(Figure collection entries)
• • • • •

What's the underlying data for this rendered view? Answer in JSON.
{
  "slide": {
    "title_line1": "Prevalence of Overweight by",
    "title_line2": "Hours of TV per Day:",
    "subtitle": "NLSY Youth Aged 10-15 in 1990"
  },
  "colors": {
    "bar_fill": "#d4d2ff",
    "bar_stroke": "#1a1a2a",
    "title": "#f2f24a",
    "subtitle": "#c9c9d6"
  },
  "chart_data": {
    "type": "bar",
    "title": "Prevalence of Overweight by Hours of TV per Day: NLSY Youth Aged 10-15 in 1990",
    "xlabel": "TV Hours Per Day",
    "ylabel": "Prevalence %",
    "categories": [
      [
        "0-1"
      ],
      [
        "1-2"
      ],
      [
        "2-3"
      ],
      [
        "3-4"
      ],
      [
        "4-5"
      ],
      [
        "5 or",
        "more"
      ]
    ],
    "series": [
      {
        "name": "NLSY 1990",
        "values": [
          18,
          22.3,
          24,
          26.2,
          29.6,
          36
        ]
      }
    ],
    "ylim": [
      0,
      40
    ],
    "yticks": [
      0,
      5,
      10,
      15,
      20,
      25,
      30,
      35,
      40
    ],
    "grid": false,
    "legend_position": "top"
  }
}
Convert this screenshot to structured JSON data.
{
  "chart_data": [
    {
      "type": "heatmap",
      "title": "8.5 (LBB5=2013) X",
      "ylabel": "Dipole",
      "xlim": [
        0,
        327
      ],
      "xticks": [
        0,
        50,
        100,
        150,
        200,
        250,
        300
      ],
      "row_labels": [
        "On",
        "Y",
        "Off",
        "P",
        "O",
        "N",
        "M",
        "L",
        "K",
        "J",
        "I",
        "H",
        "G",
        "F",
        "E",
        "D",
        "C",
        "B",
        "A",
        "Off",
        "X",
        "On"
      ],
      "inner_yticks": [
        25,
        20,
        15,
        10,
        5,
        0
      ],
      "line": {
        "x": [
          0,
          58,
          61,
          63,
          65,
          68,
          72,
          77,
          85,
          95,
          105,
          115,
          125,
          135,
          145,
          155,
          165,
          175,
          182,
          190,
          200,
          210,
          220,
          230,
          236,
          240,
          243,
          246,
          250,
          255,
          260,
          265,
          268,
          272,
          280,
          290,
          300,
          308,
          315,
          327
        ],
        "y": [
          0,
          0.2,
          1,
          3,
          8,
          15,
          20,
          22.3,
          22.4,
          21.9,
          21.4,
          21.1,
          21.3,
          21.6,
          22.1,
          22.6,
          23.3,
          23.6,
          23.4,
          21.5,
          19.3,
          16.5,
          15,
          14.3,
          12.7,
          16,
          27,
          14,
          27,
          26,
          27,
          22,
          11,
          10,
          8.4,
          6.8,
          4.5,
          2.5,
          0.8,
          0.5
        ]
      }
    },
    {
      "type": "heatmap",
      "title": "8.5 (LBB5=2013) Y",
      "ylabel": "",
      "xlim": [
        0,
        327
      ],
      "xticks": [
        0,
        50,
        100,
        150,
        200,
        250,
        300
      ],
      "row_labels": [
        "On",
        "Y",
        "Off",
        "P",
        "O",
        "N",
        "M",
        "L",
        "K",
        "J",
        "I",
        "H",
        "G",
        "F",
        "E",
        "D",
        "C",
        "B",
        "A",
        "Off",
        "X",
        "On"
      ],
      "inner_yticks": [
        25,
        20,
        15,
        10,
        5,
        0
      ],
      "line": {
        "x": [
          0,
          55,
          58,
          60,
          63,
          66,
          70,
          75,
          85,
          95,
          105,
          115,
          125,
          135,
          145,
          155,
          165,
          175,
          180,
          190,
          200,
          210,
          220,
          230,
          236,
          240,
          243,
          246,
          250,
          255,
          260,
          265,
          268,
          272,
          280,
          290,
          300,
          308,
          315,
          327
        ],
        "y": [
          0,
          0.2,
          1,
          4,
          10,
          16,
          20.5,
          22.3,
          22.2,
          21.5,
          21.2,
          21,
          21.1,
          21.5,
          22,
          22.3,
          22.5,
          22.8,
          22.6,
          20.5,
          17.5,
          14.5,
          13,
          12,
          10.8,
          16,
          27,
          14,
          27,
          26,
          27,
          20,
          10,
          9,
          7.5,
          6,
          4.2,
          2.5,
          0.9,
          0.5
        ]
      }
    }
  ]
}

• • • • •

» PROBLEM TO WORK ON
Copy every line of the material, please, keeping it exactly the same.

» THE RESPONSE
What's the underlying data for this rendered view? Answer in JSON.
{
  "slide": {
    "title_line1": "Prevalence of Overweight by",
    "title_line2": "Hours of TV per Day:",
    "subtitle": "NLSY Youth Aged 10-15 in 1990"
  },
  "colors": {
    "bar_fill": "#d4d2ff",
    "bar_stroke": "#1a1a2a",
    "title": "#f2f24a",
    "subtitle": "#c9c9d6"
  },
  "chart_data": {
    "type": "bar",
    "title": "Prevalence of Overweight by Hours of TV per Day: NLSY Youth Aged 10-15 in 1990",
    "xlabel": "TV Hours Per Day",
    "ylabel": "Prevalence %",
    "categories": [
      [
        "0-1"
      ],
      [
        "1-2"
      ],
      [
        "2-3"
      ],
      [
        "3-4"
      ],
      [
        "4-5"
      ],
      [
        "5 or",
        "more"
      ]
    ],
    "series": [
      {
        "name": "NLSY 1990",
        "values": [
          18,
          22.3,
          24,
          26.2,
          29.6,
          36
        ]
      }
    ],
    "ylim": [
      0,
      40
    ],
    "yticks": [
      0,
      5,
      10,
      15,
      20,
      25,
      30,
      35,
      40
    ],
    "grid": false,
    "legend_position": "top"
  }
}
Convert this screenshot to structured JSON data.
{
  "chart_data": [
    {
      "type": "heatmap",
      "title": "8.5 (LBB5=2013) X",
      "ylabel": "Dipole",
      "xlim": [
        0,
        327
      ],
      "xticks": [
        0,
        50,
        100,
        150,
        200,
        250,
        300
      ],
      "row_labels": [
        "On",
        "Y",
        "Off",
        "P",
        "O",
        "N",
        "M",
        "L",
        "K",
        "J",
        "I",
        "H",
        "G",
        "F",
        "E",
        "D",
        "C",
        "B",
        "A",
        "Off",
        "X",
        "On"
      ],
      "inner_yticks": [
        25,
        20,
        15,
        10,
        5,
        0
      ],
      "line": {
        "x": [
          0,
          58,
          61,
          63,
          65,
          68,
          72,
          77,
          85,
          95,
          105,
          115,
          125,
          135,
          145,
          155,
          165,
          175,
          182,
          190,
          200,
          210,
          220,
          230,
          236,
          240,
          243,
          246,
          250,
          255,
          260,
          265,
          268,
          272,
          280,
          290,
          300,
          308,
          315,
          327
        ],
        "y": [
          0,
          0.2,
          1,
          3,
          8,
          15,
          20,
          22.3,
          22.4,
          21.9,
          21.4,
          21.1,
          21.3,
          21.6,
          22.1,
          22.6,
          23.3,
          23.6,
          23.4,
          21.5,
          19.3,
          16.5,
          15,
          14.3,
          12.7,
          16,
          27,
          14,
          27,
          26,
          27,
          22,
          11,
          10,
          8.4,
          6.8,
          4.5,
          2.5,
          0.8,
          0.5
        ]
      }
    },
    {
      "type": "heatmap",
      "title": "8.5 (LBB5=2013) Y",
      "ylabel": "",
      "xlim": [
        0,
        327
      ],
      "xticks": [
        0,
        50,
        100,
        150,
        200,
        250,
        300
      ],
      "row_labels": [
        "On",
        "Y",
        "Off",
        "P",
        "O",
        "N",
        "M",
        "L",
        "K",
        "J",
        "I",
        "H",
        "G",
        "F",
        "E",
        "D",
        "C",
        "B",
        "A",
        "Off",
        "X",
        "On"
      ],
      "inner_yticks": [
        25,
        20,
        15,
        10,
        5,
        0
      ],
      "line": {
        "x": [
          0,
          55,
          58,
          60,
          63,
          66,
          70,
          75,
          85,
          95,
          105,
          115,
          125,
          135,
          145,
          155,
          165,
          175,
          180,
          190,
          200,
          210,
          220,
          230,
          236,
          240,
          243,
          246,
          250,
          255,
          260,
          265,
          268,
          272,
          280,
          290,
          300,
          308,
          315,
          327
        ],
        "y": [
          0,
          0.2,
          1,
          4,
          10,
          16,
          20.5,
          22.3,
          22.2,
          21.5,
          21.2,
          21,
          21.1,
          21.5,
          22,
          22.3,
          22.5,
          22.8,
          22.6,
          20.5,
          17.5,
          14.5,
          13,
          12,
          10.8,
          16,
          27,
          14,
          27,
          26,
          27,
          20,
          10,
          9,
          7.5,
          6,
          4.2,
          2.5,
          0.9,
          0.5
        ]
      }
    }
  ]
}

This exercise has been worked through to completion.